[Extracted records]

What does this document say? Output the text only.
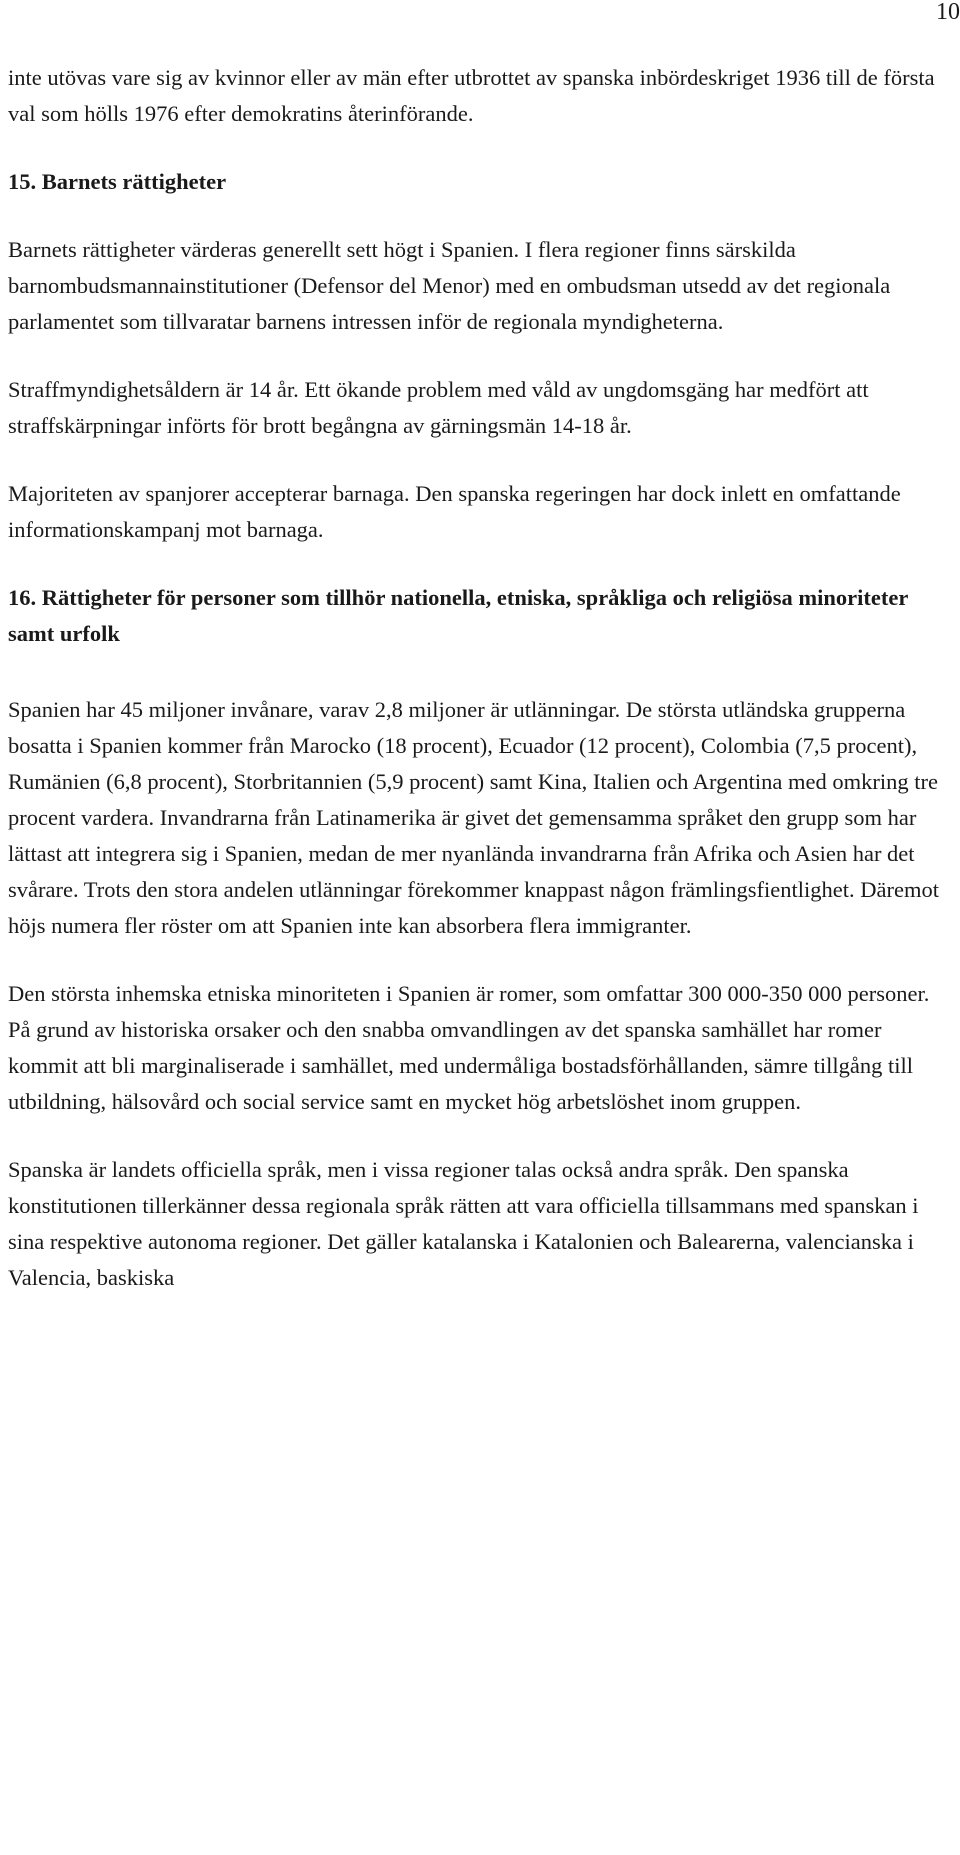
10

inte utövas vare sig av kvinnor eller av män efter utbrottet av spanska inbördeskriget 1936 till de första val som hölls 1976 efter demokratins återinförande.

15. Barnets rättigheter

Barnets rättigheter värderas generellt sett högt i Spanien. I flera regioner finns särskilda barnombudsmannainstitutioner (Defensor del Menor) med en ombudsman utsedd av det regionala parlamentet som tillvaratar barnens intressen inför de regionala myndigheterna.

Straffmyndighetsåldern är 14 år. Ett ökande problem med våld av ungdomsgäng har medfört att straffskärpningar införts för brott begångna av gärningsmän 14-18 år.

Majoriteten av spanjorer accepterar barnaga. Den spanska regeringen har dock inlett en omfattande informationskampanj mot barnaga.

16. Rättigheter för personer som tillhör nationella, etniska, språkliga och religiösa minoriteter samt urfolk

Spanien har 45 miljoner invånare, varav 2,8 miljoner är utlänningar. De största utländska grupperna bosatta i Spanien kommer från Marocko (18 procent), Ecuador (12 procent), Colombia (7,5 procent), Rumänien (6,8 procent), Storbritannien (5,9 procent) samt Kina, Italien och Argentina med omkring tre procent vardera. Invandrarna från Latinamerika är givet det gemensamma språket den grupp som har lättast att integrera sig i Spanien, medan de mer nyanlända invandrarna från Afrika och Asien har det svårare. Trots den stora andelen utlänningar förekommer knappast någon främlingsfientlighet. Däremot höjs numera fler röster om att Spanien inte kan absorbera flera immigranter.

Den största inhemska etniska minoriteten i Spanien är romer, som omfattar 300 000-350 000 personer. På grund av historiska orsaker och den snabba omvandlingen av det spanska samhället har romer kommit att bli marginaliserade i samhället, med undermåliga bostadsförhållanden, sämre tillgång till utbildning, hälsovård och social service samt en mycket hög arbetslöshet inom gruppen.

Spanska är landets officiella språk, men i vissa regioner talas också andra språk. Den spanska konstitutionen tillerkänner dessa regionala språk rätten att vara officiella tillsammans med spanskan i sina respektive autonoma regioner. Det gäller katalanska i Katalonien och Balearerna, valencianska i Valencia, baskiska
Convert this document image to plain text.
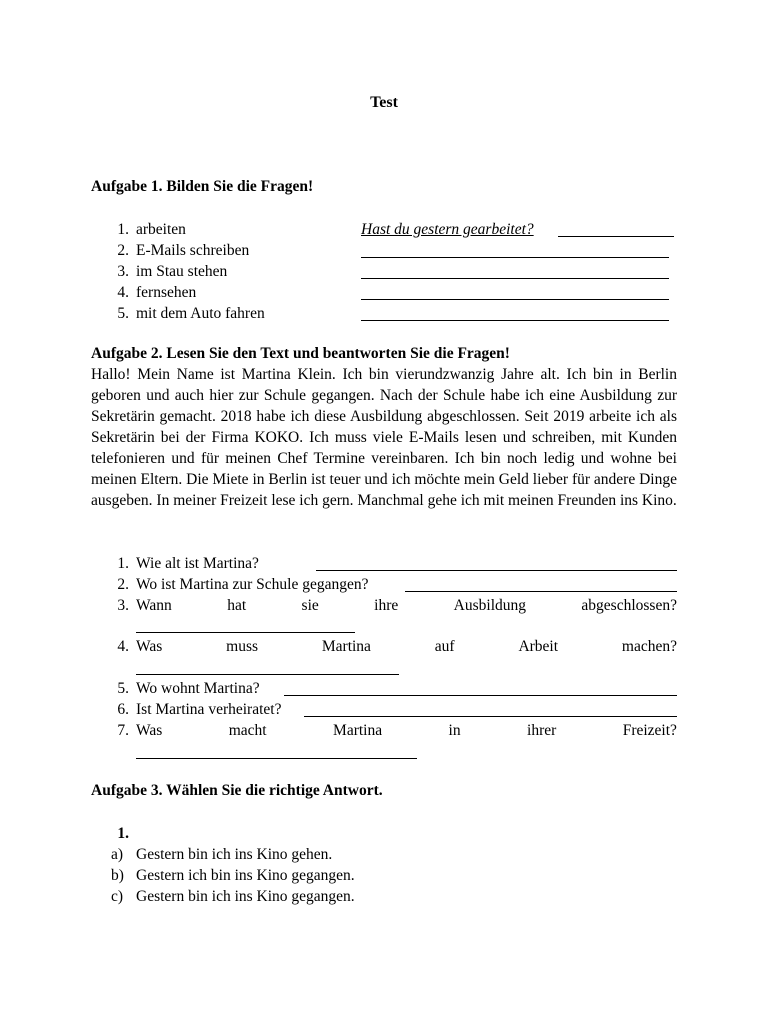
Test
Aufgabe 1. Bilden Sie die Fragen!
1. arbeiten	Hast du gestern gearbeitet?
2. E-Mails schreiben
3. im Stau stehen
4. fernsehen
5. mit dem Auto fahren
Aufgabe 2. Lesen Sie den Text und beantworten Sie die Fragen!

Hallo! Mein Name ist Martina Klein. Ich bin vierundzwanzig Jahre alt. Ich bin in Berlin geboren und auch hier zur Schule gegangen. Nach der Schule habe ich eine Ausbildung zur Sekretärin gemacht. 2018 habe ich diese Ausbildung abgeschlossen. Seit 2019 arbeite ich als Sekretärin bei der Firma KOKO. Ich muss viele E-Mails lesen und schreiben, mit Kunden telefonieren und für meinen Chef Termine vereinbaren. Ich bin noch ledig und wohne bei meinen Eltern. Die Miete in Berlin ist teuer und ich möchte mein Geld lieber für andere Dinge ausgeben. In meiner Freizeit lese ich gern. Manchmal gehe ich mit meinen Freunden ins Kino.

1. Wie alt ist Martina?
2. Wo ist Martina zur Schule gegangen?
3. Wann	hat	sie	ihre	Ausbildung	abgeschlossen?
4. Was	muss	Martina	auf	Arbeit	machen?
5. Wo wohnt Martina?
6. Ist Martina verheiratet?
7. Was	macht	Martina	in	ihrer	Freizeit?
Aufgabe 3. Wählen Sie die richtige Antwort.
1.
a) Gestern bin ich ins Kino gehen.
b) Gestern ich bin ins Kino gegangen.
c) Gestern bin ich ins Kino gegangen.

» Exercise brief: Copy each line of the entries that includes the word "personer".

» Completed task:
16. Rättigheter för personer som tillhör nationella, etniska, språkliga och religiösa minoriteter samt urfolk
Den största inhemska etniska minoriteten i Spanien är romer, som omfattar 300 000-350 000 personer. På grund av historiska orsaker och den snabba omvandlingen av det spanska samhället har romer kommit att bli marginaliserade i samhället, med undermåliga bostadsförhållanden, sämre tillgång till utbildning, hälsovård och social service samt en mycket hög arbetslöshet inom gruppen.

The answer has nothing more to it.